▶ **SOURCE RECORDS**:
----
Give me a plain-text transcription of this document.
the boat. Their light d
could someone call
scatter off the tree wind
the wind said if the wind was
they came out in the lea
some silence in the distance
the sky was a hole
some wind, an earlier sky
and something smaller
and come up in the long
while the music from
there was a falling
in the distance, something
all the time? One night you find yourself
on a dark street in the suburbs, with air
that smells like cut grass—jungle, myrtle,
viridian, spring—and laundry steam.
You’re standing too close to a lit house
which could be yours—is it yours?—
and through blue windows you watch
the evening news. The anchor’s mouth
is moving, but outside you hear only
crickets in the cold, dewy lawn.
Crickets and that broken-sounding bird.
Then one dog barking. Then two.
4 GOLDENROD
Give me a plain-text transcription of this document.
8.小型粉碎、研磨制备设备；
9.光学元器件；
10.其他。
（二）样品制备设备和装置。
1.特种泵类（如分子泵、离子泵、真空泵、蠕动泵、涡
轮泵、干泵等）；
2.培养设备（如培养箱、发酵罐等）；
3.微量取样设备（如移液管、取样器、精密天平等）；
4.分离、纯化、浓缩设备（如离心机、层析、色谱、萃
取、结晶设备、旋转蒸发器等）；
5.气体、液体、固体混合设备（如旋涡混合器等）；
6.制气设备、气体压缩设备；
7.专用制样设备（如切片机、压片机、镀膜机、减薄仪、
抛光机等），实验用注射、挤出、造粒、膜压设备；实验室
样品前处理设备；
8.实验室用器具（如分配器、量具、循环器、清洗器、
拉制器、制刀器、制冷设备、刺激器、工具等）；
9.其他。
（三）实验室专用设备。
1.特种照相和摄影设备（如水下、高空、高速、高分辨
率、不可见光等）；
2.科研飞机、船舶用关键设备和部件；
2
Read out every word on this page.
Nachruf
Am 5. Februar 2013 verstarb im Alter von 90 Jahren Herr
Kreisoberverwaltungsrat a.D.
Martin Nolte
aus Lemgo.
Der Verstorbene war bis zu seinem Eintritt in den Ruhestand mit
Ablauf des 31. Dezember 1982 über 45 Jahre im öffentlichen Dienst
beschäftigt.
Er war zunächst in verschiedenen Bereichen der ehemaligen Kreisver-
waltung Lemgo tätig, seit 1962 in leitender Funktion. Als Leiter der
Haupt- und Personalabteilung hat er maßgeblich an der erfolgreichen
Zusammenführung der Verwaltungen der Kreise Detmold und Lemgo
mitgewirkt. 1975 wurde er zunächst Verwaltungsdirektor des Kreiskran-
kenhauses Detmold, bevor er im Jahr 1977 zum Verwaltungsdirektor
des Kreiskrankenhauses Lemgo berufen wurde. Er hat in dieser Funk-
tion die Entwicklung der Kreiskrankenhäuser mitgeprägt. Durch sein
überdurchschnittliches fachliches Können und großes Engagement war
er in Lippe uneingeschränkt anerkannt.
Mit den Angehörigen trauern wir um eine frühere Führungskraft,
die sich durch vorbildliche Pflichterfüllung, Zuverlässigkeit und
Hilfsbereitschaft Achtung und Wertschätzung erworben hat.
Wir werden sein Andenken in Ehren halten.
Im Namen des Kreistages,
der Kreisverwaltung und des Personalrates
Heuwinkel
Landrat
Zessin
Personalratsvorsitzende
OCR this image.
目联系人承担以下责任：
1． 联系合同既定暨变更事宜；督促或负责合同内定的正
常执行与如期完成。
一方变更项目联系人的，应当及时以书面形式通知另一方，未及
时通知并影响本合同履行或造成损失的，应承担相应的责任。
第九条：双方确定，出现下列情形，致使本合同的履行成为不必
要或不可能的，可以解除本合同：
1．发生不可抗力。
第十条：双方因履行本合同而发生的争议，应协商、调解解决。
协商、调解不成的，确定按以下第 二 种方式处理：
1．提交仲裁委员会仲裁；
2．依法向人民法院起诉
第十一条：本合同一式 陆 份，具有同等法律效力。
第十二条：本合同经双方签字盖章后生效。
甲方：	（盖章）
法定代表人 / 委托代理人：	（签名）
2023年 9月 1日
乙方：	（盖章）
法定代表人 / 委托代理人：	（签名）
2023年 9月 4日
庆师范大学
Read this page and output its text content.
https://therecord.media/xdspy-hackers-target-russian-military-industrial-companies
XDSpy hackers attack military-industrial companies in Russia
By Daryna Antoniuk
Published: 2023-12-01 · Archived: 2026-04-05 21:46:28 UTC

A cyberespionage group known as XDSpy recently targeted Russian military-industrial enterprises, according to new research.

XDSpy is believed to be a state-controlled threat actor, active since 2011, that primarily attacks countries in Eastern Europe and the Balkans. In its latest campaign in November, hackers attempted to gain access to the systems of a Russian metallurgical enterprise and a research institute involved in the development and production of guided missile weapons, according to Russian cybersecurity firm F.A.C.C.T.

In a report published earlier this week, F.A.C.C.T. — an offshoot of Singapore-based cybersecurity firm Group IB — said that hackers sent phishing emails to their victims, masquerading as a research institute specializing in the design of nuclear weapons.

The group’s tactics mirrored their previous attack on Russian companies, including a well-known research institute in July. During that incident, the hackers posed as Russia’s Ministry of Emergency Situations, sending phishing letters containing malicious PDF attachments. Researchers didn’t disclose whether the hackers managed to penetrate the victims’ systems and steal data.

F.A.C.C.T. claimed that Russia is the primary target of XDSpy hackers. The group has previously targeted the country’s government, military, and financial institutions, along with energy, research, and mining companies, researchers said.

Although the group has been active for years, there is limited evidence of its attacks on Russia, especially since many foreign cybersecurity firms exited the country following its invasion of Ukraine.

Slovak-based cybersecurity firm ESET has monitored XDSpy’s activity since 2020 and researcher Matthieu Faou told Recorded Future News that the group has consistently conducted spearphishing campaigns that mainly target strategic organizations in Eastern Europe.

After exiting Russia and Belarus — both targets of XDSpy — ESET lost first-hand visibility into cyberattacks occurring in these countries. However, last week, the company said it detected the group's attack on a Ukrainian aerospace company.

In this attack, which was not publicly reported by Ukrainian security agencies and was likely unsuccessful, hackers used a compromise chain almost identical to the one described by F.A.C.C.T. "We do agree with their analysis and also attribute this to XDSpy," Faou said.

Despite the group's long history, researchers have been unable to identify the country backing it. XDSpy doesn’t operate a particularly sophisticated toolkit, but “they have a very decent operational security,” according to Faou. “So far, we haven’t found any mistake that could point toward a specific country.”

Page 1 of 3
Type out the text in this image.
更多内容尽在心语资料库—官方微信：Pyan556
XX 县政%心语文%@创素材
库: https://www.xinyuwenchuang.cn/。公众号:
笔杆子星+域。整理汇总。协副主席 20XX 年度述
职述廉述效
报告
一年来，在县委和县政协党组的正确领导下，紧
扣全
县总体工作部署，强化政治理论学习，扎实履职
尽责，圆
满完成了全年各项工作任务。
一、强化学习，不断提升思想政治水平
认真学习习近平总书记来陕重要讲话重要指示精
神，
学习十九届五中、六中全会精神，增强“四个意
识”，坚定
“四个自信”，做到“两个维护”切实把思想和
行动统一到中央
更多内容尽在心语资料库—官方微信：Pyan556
----
Filter the listing above for the string "Detmold" and copy every matching line.

Zusammenführung der Verwaltungen der Kreise Detmold und Lemgo
kenhauses Detmold, bevor er im Jahr 1977 zum Verwaltungsdirektor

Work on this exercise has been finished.